START Data entries

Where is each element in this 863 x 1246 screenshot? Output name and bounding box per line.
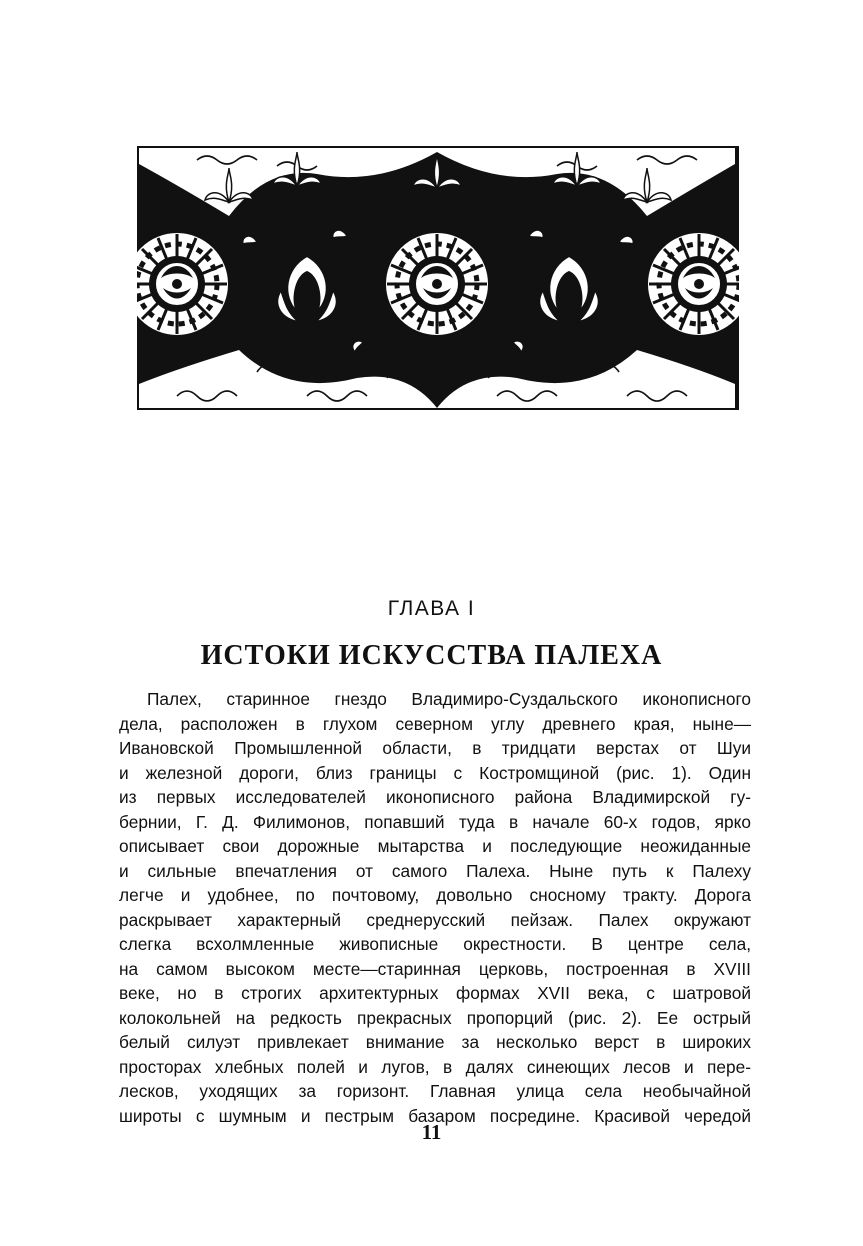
body-line: бернии, Г. Д. Филимонов, попавший туда в начале 60-х годов, ярко: [119, 811, 751, 832]
body-line: лесков, уходящих за горизонт. Главная улица села необычайной: [119, 1081, 751, 1101]
page-number: 11: [421, 1120, 442, 1144]
body-line: широты с шумным и пестрым базаром посредине. Красивой чередой: [119, 1105, 751, 1126]
body-text: [119, 687, 751, 1128]
body-line: белый силуэт привлекает внимание за несколько верст в широких: [119, 1032, 751, 1052]
body-line: раскрывает характерный среднерусский пейзаж. Палех окружают: [119, 909, 751, 930]
chapter-title: ИСТОКИ ИСКУССТВА ПАЛЕХА: [200, 640, 663, 671]
chapter-label: ГЛАВА I: [387, 597, 476, 620]
body-line: и сильные впечатления от самого Палеха. Ныне путь к Палеху: [119, 860, 751, 881]
body-line: Палех, старинное гнездо Владимиро-Суздальского иконописного: [147, 689, 751, 709]
body-line: слегка всхолмленные живописные окрестности. В центре села,: [119, 934, 751, 954]
body-line: Ивановской Промышленной области, в тридцати верстах от Шуи: [119, 738, 751, 758]
body-line: веке, но в строгих архитектурных формах XVII века, с шатровой: [119, 983, 751, 1003]
body-line: описывает свои дорожные мытарства и последующие неожиданные: [119, 836, 751, 856]
floral-ornament-band: [137, 146, 739, 410]
body-line: и железной дороги, близ границы с Костромщиной (рис. 1). Один: [119, 762, 751, 783]
body-line: из первых исследователей иконописного района Владимирской гу-: [119, 787, 751, 807]
body-line: легче и удобнее, по почтовому, довольно сносному тракту. Дорога: [119, 885, 751, 905]
body-line: колокольней на редкость прекрасных пропорций (рис. 2). Ее острый: [119, 1007, 751, 1028]
body-line: просторах хлебных полей и лугов, в далях синеющих лесов и пере-: [119, 1056, 751, 1077]
body-line: на самом высоком месте—старинная церковь, построенная в XVIII: [119, 958, 751, 979]
body-line: дела, расположен в глухом северном углу древнего края, ныне—: [119, 713, 751, 734]
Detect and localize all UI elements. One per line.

END Data entries

**To be done:** Gather every line of the material that contains the word "иконописного".

**The solution:**
body-line: Палех, старинное гнездо Владимиро-Суздальского иконописного: [147, 689, 751, 709]
body-line: из первых исследователей иконописного района Владимирской гу-: [119, 787, 751, 807]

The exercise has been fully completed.